Given request.
Print the listing as it stands, omitting all images.
[Begin Records for the task]
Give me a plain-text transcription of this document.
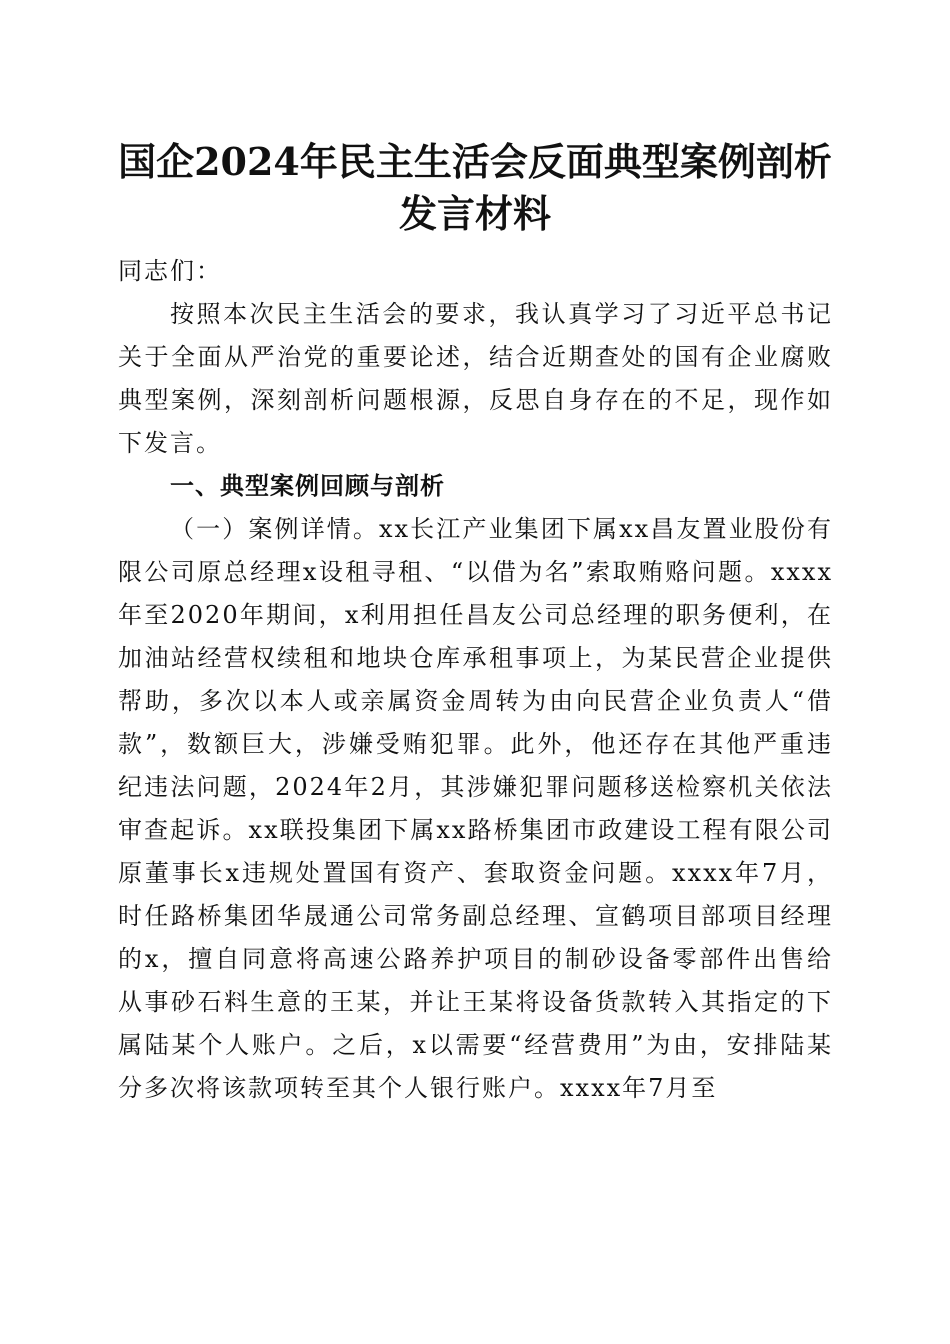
国企2024年民主生活会反面典型案例剖析发言材料

同志们：

按照本次民主生活会的要求，我认真学习了习近平总书记关于全面从严治党的重要论述，结合近期查处的国有企业腐败典型案例，深刻剖析问题根源，反思自身存在的不足，现作如下发言。

一、典型案例回顾与剖析

（一）案例详情。xx长江产业集团下属xx昌友置业股份有限公司原总经理x设租寻租、“以借为名”索取贿赂问题。xxxx年至2020年期间，x利用担任昌友公司总经理的职务便利，在加油站经营权续租和地块仓库承租事项上，为某民营企业提供帮助，多次以本人或亲属资金周转为由向民营企业负责人“借款”，数额巨大，涉嫌受贿犯罪。此外，他还存在其他严重违纪违法问题，2024年2月，其涉嫌犯罪问题移送检察机关依法审查起诉。xx联投集团下属xx路桥集团市政建设工程有限公司原董事长x违规处置国有资产、套取资金问题。xxxx年7月，时任路桥集团华晟通公司常务副总经理、宣鹤项目部项目经理的x，擅自同意将高速公路养护项目的制砂设备零部件出售给从事砂石料生意的王某，并让王某将设备货款转入其指定的下属陆某个人账户。之后，x以需要“经营费用”为由，安排陆某分多次将该款项转至其个人银行账户。xxxx年7月至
[End Records for the task]
In response.
Give me a plain-text transcription of this document.
国企2024年民主生活会反面典型案例剖析发言材料

同志们：

按照本次民主生活会的要求，我认真学习了习近平总书记关于全面从严治党的重要论述，结合近期查处的国有企业腐败典型案例，深刻剖析问题根源，反思自身存在的不足，现作如下发言。

一、典型案例回顾与剖析

（一）案例详情。xx长江产业集团下属xx昌友置业股份有限公司原总经理x设租寻租、“以借为名”索取贿赂问题。xxxx年至2020年期间，x利用担任昌友公司总经理的职务便利，在加油站经营权续租和地块仓库承租事项上，为某民营企业提供帮助，多次以本人或亲属资金周转为由向民营企业负责人“借款”，数额巨大，涉嫌受贿犯罪。此外，他还存在其他严重违纪违法问题，2024年2月，其涉嫌犯罪问题移送检察机关依法审查起诉。xx联投集团下属xx路桥集团市政建设工程有限公司原董事长x违规处置国有资产、套取资金问题。xxxx年7月，时任路桥集团华晟通公司常务副总经理、宣鹤项目部项目经理的x，擅自同意将高速公路养护项目的制砂设备零部件出售给从事砂石料生意的王某，并让王某将设备货款转入其指定的下属陆某个人账户。之后，x以需要“经营费用”为由，安排陆某分多次将该款项转至其个人银行账户。xxxx年7月至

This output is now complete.